Task details –
Identify, in the records below, every line where the string "showroom" appears, and copy each such line.

Material shown –

# # # # #

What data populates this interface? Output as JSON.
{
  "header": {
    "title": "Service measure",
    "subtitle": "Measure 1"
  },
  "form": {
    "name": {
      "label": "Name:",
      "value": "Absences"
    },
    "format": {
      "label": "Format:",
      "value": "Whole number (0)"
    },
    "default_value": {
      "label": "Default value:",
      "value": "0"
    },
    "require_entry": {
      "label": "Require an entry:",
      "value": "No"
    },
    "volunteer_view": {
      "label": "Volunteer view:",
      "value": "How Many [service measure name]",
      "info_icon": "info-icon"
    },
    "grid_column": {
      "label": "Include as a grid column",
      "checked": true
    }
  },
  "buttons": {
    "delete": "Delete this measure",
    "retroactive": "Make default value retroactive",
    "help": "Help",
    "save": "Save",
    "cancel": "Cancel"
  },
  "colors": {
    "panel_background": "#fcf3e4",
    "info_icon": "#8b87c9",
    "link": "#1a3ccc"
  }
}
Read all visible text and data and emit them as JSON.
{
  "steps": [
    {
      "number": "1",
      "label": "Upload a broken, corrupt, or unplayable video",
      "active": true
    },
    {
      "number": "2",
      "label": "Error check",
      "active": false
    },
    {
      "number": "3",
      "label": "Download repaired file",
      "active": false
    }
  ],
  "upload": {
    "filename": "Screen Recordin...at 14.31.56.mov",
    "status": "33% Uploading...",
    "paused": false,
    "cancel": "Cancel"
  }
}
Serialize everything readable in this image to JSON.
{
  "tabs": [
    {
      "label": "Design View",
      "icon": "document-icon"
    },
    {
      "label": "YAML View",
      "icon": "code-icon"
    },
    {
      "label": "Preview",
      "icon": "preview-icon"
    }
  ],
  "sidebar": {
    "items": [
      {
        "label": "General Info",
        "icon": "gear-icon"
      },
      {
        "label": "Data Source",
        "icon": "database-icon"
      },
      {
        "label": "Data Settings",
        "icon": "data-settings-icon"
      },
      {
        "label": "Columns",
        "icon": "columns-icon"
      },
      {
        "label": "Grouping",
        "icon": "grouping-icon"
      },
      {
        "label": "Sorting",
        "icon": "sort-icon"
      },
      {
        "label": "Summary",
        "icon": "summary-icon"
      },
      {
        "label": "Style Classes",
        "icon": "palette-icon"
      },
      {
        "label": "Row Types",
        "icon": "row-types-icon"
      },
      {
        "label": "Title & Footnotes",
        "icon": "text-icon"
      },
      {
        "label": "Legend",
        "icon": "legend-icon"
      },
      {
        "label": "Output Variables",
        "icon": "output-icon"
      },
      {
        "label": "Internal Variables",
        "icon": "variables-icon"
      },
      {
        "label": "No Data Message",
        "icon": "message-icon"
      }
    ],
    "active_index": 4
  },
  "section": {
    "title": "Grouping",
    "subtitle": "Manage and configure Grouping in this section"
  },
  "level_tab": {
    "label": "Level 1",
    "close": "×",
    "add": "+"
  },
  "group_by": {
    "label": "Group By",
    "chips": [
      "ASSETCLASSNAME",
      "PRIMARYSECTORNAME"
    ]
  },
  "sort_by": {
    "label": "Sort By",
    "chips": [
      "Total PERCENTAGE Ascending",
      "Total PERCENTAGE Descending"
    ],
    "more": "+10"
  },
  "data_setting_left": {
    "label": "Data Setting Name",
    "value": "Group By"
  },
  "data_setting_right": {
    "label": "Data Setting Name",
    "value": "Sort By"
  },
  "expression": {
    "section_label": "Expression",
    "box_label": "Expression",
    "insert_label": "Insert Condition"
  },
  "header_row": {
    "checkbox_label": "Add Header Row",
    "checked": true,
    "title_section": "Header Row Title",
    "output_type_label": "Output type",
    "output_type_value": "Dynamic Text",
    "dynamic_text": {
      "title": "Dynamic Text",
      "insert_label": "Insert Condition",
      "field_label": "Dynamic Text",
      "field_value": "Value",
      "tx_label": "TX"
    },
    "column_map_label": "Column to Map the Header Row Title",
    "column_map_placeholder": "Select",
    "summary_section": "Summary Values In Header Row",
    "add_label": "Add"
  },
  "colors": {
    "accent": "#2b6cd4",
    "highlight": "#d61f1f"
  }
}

# # # # #

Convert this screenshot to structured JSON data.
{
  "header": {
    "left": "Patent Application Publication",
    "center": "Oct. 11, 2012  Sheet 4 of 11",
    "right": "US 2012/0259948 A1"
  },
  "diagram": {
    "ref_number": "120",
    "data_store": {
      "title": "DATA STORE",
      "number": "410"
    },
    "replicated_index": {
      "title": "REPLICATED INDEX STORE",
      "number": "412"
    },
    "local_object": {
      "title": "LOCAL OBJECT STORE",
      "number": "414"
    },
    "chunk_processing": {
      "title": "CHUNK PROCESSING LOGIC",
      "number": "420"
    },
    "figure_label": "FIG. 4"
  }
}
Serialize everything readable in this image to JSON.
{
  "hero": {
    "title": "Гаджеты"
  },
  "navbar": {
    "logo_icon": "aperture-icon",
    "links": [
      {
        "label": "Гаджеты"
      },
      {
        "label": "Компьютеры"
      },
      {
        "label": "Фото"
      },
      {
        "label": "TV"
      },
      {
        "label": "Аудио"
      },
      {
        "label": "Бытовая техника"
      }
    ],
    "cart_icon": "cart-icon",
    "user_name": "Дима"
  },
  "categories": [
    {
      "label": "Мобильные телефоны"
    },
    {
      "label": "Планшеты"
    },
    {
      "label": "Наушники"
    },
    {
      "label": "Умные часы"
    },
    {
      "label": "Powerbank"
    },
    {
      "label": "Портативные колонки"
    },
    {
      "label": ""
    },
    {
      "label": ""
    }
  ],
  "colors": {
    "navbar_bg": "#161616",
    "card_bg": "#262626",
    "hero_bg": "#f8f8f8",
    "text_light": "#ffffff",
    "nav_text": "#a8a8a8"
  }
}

# # # # #

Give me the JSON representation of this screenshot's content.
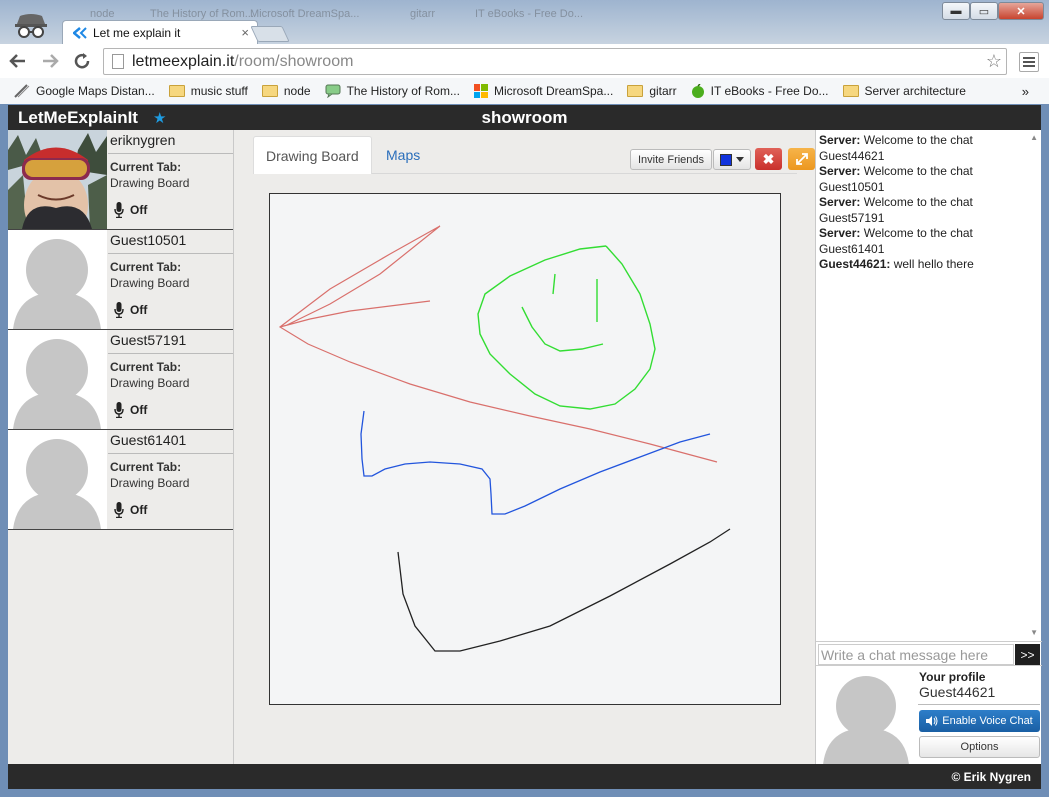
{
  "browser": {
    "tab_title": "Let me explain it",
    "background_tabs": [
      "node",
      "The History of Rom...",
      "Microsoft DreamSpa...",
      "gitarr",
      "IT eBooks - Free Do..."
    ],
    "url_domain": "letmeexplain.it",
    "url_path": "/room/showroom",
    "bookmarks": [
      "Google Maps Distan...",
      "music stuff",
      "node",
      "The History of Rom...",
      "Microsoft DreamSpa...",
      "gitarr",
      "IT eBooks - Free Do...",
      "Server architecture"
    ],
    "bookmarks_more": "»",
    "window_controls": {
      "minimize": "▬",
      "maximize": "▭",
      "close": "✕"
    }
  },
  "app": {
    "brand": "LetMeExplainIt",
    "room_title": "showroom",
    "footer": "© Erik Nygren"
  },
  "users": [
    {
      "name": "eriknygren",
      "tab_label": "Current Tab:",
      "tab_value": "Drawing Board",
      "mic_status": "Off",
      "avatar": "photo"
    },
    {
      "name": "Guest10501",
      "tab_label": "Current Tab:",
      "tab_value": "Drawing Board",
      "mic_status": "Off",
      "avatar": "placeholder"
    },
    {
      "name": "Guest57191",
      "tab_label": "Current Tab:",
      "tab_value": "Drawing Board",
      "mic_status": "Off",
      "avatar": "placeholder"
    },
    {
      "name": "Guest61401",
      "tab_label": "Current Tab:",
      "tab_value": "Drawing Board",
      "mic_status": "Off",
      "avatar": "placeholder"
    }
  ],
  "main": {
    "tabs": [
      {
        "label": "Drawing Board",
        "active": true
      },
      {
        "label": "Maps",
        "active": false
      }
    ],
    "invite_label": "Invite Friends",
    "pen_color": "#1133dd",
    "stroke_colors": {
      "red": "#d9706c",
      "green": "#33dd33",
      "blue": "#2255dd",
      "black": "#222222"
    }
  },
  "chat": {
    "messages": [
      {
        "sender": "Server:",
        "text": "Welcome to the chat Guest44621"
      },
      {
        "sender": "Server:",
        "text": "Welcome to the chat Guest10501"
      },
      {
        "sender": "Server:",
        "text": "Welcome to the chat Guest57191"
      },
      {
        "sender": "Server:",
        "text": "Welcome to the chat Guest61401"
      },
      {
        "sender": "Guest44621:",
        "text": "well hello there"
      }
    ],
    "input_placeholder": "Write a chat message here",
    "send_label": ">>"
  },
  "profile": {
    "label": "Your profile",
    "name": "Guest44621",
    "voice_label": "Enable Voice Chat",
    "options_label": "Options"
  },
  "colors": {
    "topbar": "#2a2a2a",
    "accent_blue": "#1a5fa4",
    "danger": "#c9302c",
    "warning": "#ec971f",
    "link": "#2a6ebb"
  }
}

# # # # #

Written reply –
    "url_path": "/room/showroom",
    "room_title": "showroom",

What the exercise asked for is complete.